**RECORD EXCERPTS**
* begin *

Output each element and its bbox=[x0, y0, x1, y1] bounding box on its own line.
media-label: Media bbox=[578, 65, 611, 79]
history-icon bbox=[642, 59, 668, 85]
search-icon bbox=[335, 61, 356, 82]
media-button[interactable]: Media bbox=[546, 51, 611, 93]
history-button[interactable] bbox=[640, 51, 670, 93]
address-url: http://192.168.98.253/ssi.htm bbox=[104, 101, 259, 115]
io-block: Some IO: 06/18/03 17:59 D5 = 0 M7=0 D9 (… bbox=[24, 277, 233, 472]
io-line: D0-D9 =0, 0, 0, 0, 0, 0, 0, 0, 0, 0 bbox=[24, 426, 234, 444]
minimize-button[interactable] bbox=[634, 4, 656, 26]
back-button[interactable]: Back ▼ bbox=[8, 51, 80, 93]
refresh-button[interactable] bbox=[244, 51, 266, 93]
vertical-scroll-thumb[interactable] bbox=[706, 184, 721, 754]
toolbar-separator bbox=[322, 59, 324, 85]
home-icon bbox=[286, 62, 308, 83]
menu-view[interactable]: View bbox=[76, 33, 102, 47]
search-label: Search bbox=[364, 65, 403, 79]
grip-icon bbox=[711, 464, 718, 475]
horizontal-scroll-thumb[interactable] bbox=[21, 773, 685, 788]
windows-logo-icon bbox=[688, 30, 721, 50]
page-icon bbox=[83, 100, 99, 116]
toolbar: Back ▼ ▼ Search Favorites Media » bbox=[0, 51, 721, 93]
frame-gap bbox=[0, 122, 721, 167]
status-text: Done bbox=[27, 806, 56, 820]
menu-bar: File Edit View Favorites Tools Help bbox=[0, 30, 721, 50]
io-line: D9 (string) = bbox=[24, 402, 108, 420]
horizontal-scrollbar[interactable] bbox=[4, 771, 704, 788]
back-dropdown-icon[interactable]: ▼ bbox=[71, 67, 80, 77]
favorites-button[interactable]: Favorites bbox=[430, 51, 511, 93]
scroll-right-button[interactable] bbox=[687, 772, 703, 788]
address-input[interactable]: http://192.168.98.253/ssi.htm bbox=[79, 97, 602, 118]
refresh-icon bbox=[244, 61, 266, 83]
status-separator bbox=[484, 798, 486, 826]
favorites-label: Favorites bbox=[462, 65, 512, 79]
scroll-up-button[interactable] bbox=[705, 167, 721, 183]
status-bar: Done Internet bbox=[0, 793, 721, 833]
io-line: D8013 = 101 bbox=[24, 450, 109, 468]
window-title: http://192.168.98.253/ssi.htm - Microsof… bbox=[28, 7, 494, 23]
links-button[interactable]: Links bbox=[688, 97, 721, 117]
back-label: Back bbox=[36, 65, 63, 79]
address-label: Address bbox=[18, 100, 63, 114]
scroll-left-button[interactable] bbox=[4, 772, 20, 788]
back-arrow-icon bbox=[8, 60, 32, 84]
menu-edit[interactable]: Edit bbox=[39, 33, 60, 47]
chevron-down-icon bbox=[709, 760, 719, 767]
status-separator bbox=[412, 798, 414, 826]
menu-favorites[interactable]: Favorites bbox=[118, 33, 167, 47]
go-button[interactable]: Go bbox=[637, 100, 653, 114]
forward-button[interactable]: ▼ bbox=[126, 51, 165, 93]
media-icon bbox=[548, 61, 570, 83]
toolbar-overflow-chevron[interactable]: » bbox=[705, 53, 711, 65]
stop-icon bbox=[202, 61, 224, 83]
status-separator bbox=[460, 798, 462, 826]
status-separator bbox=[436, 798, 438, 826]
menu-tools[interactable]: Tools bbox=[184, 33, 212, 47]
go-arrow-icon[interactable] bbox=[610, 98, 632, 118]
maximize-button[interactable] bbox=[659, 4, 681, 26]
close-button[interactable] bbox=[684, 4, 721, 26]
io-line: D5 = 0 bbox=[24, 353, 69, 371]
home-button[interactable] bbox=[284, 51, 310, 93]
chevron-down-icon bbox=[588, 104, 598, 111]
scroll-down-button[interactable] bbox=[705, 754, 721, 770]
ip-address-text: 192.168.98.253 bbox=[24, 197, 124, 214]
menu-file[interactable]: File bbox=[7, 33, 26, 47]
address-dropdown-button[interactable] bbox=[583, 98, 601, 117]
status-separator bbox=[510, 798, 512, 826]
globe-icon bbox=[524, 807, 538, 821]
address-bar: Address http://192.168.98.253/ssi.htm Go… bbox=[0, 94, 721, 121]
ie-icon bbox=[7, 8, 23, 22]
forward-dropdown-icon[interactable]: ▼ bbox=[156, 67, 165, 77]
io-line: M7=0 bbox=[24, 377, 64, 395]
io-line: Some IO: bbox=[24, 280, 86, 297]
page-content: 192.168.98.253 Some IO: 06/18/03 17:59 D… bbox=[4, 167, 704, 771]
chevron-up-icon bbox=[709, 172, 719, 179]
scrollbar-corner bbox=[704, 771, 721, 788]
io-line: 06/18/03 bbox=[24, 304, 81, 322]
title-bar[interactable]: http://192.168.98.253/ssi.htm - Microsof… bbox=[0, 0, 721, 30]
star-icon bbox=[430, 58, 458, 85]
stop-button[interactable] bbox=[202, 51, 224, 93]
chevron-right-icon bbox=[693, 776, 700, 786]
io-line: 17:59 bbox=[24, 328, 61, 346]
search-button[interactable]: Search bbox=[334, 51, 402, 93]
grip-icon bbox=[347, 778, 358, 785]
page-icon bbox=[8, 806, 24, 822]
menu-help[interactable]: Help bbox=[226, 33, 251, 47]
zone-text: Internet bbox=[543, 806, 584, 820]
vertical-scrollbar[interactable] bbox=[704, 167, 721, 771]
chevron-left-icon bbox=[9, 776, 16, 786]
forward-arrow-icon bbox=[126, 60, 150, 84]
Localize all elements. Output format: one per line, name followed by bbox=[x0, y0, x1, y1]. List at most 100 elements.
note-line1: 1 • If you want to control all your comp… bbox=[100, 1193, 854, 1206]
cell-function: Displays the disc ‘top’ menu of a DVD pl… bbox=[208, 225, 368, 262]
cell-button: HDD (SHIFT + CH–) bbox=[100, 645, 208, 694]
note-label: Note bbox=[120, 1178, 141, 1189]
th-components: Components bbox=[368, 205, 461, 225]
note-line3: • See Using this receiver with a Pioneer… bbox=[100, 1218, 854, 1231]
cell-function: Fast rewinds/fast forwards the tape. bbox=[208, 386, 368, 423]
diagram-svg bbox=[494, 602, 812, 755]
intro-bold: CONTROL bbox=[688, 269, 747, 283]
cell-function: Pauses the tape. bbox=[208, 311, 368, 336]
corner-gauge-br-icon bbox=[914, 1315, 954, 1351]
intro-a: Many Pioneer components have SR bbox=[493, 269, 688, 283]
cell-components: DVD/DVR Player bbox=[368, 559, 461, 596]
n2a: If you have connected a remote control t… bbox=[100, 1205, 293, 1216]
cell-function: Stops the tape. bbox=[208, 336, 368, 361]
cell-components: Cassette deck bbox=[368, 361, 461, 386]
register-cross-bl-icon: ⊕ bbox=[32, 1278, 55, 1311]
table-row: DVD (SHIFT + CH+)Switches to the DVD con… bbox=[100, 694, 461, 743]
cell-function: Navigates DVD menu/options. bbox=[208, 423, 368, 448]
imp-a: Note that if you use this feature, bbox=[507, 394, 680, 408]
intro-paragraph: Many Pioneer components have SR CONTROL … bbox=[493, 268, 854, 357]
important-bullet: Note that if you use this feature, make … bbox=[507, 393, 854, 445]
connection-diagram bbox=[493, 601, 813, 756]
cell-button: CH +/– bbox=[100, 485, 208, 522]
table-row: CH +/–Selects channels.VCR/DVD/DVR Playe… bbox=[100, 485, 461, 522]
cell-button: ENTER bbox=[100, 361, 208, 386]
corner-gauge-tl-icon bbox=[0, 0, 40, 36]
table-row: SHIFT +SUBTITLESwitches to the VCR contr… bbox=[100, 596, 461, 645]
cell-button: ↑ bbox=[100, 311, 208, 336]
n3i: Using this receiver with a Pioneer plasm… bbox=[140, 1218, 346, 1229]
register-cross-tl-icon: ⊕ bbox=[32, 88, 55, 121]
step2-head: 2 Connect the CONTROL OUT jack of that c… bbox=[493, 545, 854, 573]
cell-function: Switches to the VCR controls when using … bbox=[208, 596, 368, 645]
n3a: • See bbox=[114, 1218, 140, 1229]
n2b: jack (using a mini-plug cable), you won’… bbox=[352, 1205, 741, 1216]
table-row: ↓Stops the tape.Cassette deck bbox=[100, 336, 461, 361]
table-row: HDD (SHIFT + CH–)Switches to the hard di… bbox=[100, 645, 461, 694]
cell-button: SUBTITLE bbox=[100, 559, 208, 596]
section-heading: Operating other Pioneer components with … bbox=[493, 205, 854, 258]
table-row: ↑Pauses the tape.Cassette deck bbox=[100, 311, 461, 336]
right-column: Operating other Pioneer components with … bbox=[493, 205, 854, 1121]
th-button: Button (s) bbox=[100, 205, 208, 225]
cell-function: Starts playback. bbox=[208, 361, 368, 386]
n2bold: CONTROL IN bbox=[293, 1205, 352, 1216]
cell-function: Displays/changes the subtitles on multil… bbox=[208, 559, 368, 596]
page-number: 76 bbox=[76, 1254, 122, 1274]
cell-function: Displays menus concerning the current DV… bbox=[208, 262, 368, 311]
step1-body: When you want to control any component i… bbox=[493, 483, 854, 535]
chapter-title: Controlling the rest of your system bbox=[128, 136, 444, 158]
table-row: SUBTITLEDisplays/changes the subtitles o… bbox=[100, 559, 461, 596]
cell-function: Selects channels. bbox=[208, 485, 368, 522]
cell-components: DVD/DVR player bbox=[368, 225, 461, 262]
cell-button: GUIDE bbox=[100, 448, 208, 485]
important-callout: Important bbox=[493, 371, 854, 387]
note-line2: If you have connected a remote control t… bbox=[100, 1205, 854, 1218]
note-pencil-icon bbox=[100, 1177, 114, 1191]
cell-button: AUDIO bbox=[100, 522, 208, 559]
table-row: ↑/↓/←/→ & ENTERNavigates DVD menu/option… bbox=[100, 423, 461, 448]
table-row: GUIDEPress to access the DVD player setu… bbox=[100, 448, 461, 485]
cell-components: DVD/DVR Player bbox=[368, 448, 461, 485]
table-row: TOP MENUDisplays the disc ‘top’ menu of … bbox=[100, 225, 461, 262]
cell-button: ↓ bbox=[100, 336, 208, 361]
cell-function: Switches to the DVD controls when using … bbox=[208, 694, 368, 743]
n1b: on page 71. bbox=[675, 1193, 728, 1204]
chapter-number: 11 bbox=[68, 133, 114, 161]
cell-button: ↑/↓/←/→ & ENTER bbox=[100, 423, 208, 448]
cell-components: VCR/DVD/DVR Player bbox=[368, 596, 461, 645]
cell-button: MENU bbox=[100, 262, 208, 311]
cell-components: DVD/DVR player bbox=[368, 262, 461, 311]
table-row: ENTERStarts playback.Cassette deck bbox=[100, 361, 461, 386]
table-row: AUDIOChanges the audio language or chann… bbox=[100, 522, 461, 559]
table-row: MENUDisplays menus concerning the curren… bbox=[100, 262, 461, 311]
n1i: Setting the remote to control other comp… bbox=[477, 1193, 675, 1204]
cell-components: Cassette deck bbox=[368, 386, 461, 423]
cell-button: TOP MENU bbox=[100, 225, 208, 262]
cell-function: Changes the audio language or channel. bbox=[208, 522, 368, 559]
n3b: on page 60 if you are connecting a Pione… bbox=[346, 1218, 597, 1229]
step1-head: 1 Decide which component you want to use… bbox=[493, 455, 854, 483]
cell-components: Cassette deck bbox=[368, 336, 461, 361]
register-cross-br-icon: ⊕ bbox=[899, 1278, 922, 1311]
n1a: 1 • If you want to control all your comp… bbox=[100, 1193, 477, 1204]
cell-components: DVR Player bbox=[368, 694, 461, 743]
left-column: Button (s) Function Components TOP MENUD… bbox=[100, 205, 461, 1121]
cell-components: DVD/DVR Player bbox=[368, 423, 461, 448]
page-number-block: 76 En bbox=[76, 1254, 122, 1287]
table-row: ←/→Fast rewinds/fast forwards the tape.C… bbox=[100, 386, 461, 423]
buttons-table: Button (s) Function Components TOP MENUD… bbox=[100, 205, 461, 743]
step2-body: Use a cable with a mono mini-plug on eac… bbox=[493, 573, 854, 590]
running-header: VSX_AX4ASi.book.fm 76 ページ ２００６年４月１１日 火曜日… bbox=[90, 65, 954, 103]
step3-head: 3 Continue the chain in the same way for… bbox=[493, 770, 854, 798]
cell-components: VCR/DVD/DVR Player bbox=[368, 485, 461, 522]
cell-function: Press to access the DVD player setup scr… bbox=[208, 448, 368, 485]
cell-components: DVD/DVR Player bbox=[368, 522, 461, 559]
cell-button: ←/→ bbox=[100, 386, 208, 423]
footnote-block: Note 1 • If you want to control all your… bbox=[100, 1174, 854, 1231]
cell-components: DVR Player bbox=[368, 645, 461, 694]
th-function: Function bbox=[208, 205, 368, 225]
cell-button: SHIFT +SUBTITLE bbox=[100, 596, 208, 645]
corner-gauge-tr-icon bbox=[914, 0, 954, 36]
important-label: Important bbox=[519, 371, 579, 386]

* end *

Please list every line in the records above that contains the word "Tools".

**CORRECT RESULT**
menu-bar: File Edit View Favorites Tools Help bbox=[0, 30, 721, 50]
menu-tools[interactable]: Tools bbox=[184, 33, 212, 47]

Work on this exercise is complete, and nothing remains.